What needs to be done:
Check each line for the word "object" and give how many have it. Say nothing else.

━━━━━━━━━━━━━━━━

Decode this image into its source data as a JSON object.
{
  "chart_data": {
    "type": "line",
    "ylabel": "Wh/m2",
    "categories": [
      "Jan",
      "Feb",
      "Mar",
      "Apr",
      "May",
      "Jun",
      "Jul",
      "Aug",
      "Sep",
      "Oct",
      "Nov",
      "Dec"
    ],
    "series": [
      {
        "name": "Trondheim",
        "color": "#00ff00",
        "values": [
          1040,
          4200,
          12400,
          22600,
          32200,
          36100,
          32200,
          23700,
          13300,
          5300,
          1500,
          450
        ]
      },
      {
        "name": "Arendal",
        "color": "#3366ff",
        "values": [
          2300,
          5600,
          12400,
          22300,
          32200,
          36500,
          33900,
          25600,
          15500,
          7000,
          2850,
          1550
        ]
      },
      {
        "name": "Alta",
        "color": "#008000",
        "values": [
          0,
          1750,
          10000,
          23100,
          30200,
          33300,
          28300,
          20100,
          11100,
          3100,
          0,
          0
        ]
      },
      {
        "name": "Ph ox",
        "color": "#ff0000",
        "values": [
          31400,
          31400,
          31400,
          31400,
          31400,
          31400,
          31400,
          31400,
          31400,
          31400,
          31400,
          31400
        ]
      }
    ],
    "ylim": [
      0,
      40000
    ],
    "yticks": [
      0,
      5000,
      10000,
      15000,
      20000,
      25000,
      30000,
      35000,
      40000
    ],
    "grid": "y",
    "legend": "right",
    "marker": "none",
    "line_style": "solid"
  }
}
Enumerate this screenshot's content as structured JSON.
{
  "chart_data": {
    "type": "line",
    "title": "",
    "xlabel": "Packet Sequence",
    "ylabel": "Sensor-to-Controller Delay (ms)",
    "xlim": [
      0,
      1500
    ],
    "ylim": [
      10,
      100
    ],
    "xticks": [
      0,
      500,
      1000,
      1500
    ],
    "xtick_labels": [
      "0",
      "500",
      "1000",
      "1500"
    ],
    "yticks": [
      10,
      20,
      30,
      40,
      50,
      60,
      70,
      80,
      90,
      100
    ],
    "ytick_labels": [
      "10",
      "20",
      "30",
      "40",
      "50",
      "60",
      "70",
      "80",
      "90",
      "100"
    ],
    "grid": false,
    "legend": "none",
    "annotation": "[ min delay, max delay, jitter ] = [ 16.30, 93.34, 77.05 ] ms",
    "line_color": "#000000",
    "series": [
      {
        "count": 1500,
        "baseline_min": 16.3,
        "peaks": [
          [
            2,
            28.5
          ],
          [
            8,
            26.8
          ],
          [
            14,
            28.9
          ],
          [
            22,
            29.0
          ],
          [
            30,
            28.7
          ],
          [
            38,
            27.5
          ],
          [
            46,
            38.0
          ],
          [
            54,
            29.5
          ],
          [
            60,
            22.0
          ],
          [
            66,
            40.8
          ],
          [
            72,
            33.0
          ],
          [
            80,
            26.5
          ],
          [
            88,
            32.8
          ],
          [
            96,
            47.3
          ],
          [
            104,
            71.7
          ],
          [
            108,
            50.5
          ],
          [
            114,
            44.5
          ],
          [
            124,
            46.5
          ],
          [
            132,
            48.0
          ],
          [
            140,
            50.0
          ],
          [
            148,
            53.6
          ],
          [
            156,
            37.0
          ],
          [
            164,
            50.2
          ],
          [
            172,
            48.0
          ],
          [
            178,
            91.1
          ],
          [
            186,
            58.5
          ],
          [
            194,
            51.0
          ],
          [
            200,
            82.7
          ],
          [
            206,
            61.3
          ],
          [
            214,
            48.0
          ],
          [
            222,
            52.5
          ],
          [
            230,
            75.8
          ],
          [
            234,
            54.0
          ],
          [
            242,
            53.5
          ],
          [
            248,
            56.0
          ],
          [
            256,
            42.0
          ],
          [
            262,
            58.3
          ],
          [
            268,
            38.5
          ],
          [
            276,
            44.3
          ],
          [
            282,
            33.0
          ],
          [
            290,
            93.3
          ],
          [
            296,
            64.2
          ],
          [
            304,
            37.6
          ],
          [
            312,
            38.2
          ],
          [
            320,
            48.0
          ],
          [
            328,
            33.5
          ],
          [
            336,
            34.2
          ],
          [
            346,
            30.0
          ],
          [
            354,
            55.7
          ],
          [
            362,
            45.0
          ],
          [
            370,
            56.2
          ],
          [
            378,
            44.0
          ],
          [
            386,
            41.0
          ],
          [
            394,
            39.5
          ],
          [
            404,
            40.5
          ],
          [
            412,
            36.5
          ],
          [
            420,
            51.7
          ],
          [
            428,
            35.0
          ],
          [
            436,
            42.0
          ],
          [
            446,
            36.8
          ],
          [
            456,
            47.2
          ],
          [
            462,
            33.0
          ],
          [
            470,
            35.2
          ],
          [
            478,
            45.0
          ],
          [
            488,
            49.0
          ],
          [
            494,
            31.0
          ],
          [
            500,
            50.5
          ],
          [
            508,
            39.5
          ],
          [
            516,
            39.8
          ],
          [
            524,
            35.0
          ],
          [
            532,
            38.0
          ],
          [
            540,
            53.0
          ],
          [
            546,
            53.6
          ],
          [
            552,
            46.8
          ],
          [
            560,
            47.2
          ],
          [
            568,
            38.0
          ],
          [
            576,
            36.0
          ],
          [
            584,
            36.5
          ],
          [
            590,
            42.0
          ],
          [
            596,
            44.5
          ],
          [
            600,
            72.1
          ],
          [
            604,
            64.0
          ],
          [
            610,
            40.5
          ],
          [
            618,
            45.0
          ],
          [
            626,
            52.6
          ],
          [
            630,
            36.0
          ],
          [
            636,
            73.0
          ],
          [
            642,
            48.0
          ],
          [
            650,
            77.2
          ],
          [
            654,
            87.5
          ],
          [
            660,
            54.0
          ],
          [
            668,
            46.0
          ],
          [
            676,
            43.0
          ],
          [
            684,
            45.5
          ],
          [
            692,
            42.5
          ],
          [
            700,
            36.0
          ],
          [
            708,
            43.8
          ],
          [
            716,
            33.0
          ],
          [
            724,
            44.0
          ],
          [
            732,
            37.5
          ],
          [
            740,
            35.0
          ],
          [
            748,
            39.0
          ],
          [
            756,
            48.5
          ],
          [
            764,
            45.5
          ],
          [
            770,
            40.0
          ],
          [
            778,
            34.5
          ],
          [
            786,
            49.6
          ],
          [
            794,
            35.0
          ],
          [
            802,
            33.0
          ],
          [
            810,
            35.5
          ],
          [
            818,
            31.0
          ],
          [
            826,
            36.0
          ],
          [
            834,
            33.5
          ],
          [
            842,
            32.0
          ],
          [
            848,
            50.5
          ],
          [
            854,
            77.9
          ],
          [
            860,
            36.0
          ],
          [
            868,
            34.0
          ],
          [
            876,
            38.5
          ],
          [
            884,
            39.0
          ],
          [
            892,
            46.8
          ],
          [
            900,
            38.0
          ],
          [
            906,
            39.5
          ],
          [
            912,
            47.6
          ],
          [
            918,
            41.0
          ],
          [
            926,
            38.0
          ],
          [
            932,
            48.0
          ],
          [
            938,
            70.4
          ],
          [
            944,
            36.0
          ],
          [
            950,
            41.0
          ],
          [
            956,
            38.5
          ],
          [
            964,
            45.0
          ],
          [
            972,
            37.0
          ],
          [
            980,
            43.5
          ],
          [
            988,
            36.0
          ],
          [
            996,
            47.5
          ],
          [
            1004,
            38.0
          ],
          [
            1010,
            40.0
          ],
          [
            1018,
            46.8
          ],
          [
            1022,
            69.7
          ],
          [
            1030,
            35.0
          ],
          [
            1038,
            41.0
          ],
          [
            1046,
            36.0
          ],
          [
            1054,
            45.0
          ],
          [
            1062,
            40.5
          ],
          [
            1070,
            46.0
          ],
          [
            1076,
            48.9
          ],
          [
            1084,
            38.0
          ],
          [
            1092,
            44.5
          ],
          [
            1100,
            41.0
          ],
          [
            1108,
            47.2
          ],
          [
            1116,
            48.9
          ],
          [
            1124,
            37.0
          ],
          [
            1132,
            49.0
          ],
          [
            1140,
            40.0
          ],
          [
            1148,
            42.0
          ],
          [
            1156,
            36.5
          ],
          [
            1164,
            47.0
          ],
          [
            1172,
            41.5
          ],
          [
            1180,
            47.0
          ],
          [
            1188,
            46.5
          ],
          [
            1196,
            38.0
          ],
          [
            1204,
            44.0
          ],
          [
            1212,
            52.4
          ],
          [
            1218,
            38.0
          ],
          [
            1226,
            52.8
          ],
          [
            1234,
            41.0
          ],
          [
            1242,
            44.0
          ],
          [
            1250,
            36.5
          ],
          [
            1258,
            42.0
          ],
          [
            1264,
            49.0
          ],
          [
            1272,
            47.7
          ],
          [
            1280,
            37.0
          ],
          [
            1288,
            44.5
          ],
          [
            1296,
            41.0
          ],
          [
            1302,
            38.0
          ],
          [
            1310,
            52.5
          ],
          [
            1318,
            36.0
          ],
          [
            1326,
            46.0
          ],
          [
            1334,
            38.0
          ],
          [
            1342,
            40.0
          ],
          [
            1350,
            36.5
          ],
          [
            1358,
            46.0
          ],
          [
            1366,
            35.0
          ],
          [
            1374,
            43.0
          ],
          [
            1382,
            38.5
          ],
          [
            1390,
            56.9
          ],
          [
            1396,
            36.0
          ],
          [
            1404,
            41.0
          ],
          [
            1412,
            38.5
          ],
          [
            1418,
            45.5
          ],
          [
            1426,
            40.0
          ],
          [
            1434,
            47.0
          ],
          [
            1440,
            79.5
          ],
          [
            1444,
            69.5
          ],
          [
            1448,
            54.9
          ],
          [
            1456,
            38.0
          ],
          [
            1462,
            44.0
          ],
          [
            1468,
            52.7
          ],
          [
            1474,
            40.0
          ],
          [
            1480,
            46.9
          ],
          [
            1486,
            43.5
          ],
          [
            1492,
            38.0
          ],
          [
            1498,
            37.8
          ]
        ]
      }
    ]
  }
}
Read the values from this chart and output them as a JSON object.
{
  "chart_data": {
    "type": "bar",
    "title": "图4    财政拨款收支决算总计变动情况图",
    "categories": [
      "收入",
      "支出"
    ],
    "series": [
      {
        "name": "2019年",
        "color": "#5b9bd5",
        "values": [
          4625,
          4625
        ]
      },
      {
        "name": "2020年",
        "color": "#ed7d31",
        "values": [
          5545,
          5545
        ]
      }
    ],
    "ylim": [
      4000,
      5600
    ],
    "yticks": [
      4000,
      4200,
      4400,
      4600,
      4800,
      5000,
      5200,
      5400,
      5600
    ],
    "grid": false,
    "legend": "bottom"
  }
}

━━━━━━━━━━━━━━━━

Solution to this problem:
2